Finally, way over there near the peanut stand, you nostalgia buffs may
watch in wonder as musicians unload vans and set up their very own
equipment. Not a DJ or samba dancer in sight!"
Musik san frontieres wasn't invited to the PopKomm convention, held as it
is each year in Cologne, Germany. (Maybe if we'd asked ...) A portion of
the Ringfest was on TV; your humble servant rather enjoyed the Saturday
night broadcast, less for the lip-synched performances of Black Legend and
Band ohne Namen than for the pleasure of watching thirty thousand boy group
fans get drenched in a downpour. Yet it was the third ring of the circus
that proved most interesting, and if we're honest, decidedly un-circusy.
The Thursday, Friday and Saturday night shows on MSF's concert itinerary
are described below.
ABS, Thursday, August 18th
PopKomm officially began with your reporter throwing open the doors to his
Ikea wardrobe and pulling out a square-cut, button-down shirt, black jeans,
black and gray checkered socks and blue suede loafers. The shirt was the
centerpiece: found in a thrift shop in Bangor, Maine, its short sleeves
ideal for rolling to the middle of the biceps and staying put. Meanwhile,
the cut of the loafers showed enough sock for me to feel sufficiently rude.

Source excerpt:
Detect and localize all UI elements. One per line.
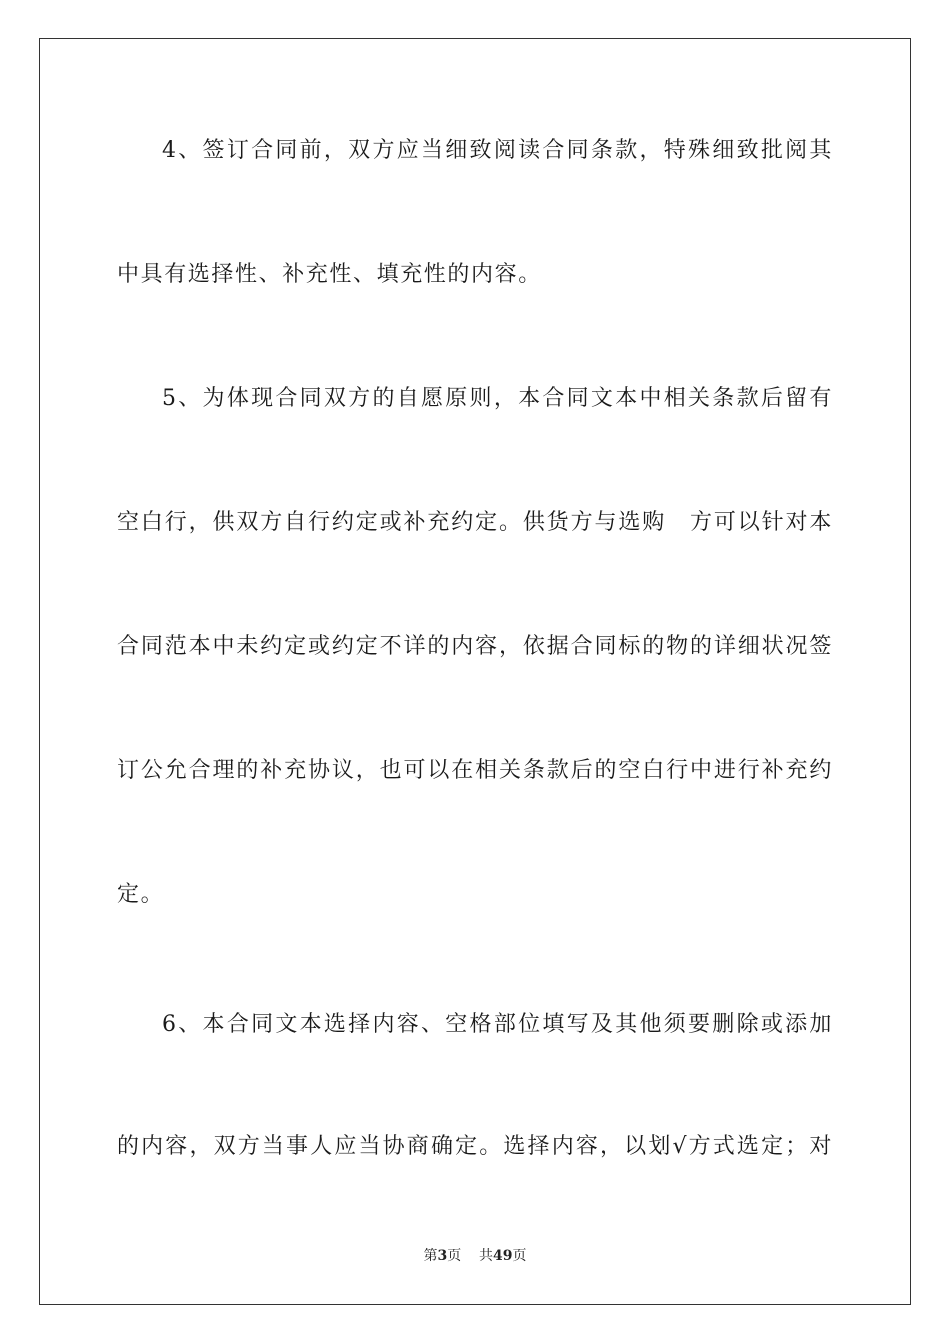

Direction: Please repeat the passage of the PopKomm report above, from "The Thursday, Friday" up to and including "feel sufficiently rude.".

Right answer:
The Thursday, Friday and Saturday night shows on MSF's concert itinerary
are described below.
ABS, Thursday, August 18th
PopKomm officially began with your reporter throwing open the doors to his
Ikea wardrobe and pulling out a square-cut, button-down shirt, black jeans,
black and gray checkered socks and blue suede loafers. The shirt was the
centerpiece: found in a thrift shop in Bangor, Maine, its short sleeves
ideal for rolling to the middle of the biceps and staying put. Meanwhile,
the cut of the loafers showed enough sock for me to feel sufficiently rude.